** THE PROBLEM **
Only the number is wanted: count the lines in the data with "disparaître" in them.

Saved data entries
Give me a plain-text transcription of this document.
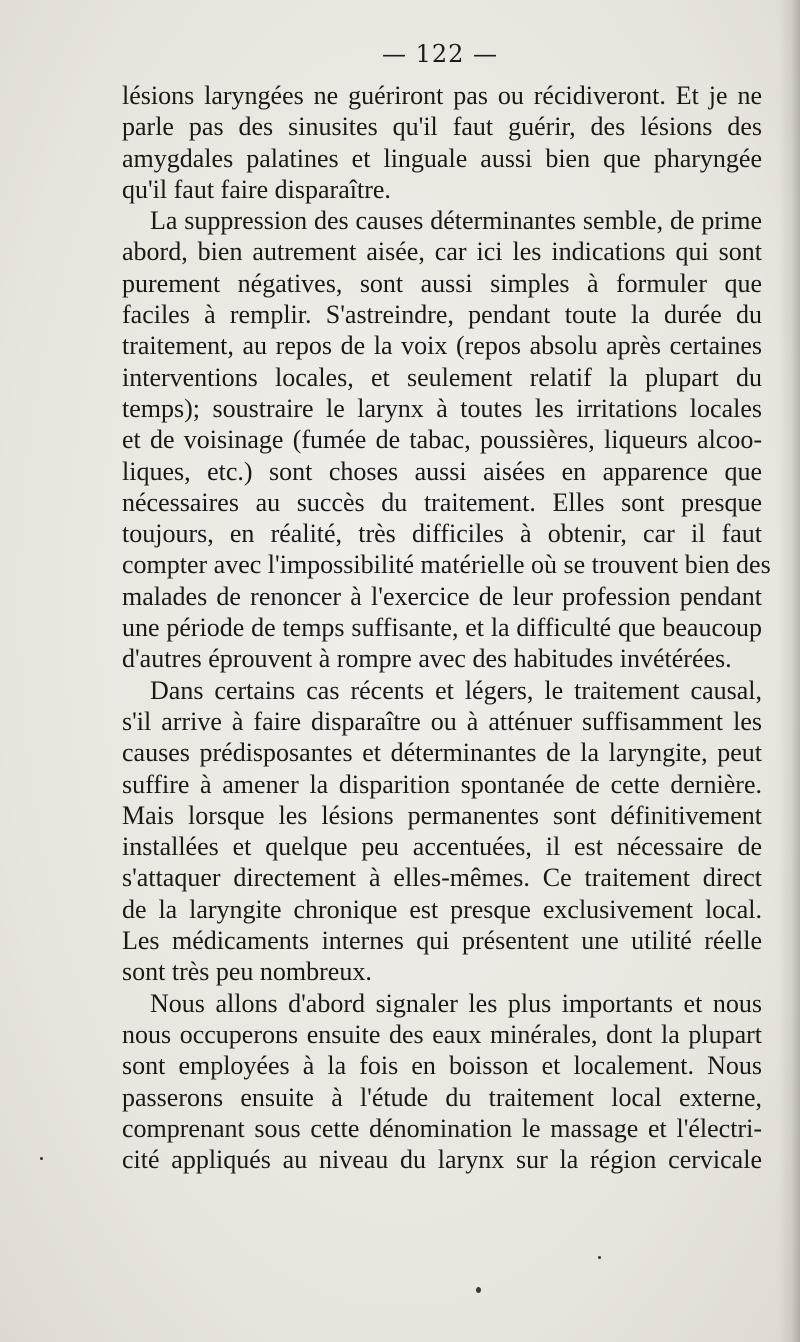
— 122 —
lésions laryngées ne guériront pas ou récidiveront. Et je ne
parle pas des sinusites qu'il faut guérir, des lésions des
amygdales palatines et linguale aussi bien que pharyngée
qu'il faut faire disparaître.
La suppression des causes déterminantes semble, de prime
abord, bien autrement aisée, car ici les indications qui sont
purement négatives, sont aussi simples à formuler que
faciles à remplir. S'astreindre, pendant toute la durée du
traitement, au repos de la voix (repos absolu après certaines
interventions locales, et seulement relatif la plupart du
temps); soustraire le larynx à toutes les irritations locales
et de voisinage (fumée de tabac, poussières, liqueurs alcoo-
liques, etc.) sont choses aussi aisées en apparence que
nécessaires au succès du traitement. Elles sont presque
toujours, en réalité, très difficiles à obtenir, car il faut
compter avec l'impossibilité matérielle où se trouvent bien des
malades de renoncer à l'exercice de leur profession pendant
une période de temps suffisante, et la difficulté que beaucoup
d'autres éprouvent à rompre avec des habitudes invétérées.
Dans certains cas récents et légers, le traitement causal,
s'il arrive à faire disparaître ou à atténuer suffisamment les
causes prédisposantes et déterminantes de la laryngite, peut
suffire à amener la disparition spontanée de cette dernière.
Mais lorsque les lésions permanentes sont définitivement
installées et quelque peu accentuées, il est nécessaire de
s'attaquer directement à elles-mêmes. Ce traitement direct
de la laryngite chronique est presque exclusivement local.
Les médicaments internes qui présentent une utilité réelle
sont très peu nombreux.
Nous allons d'abord signaler les plus importants et nous
nous occuperons ensuite des eaux minérales, dont la plupart
sont employées à la fois en boisson et localement. Nous
passerons ensuite à l'étude du traitement local externe,
comprenant sous cette dénomination le massage et l'électri-
cité appliqués au niveau du larynx sur la région cervicale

** PROBLEM SOLUTION **
2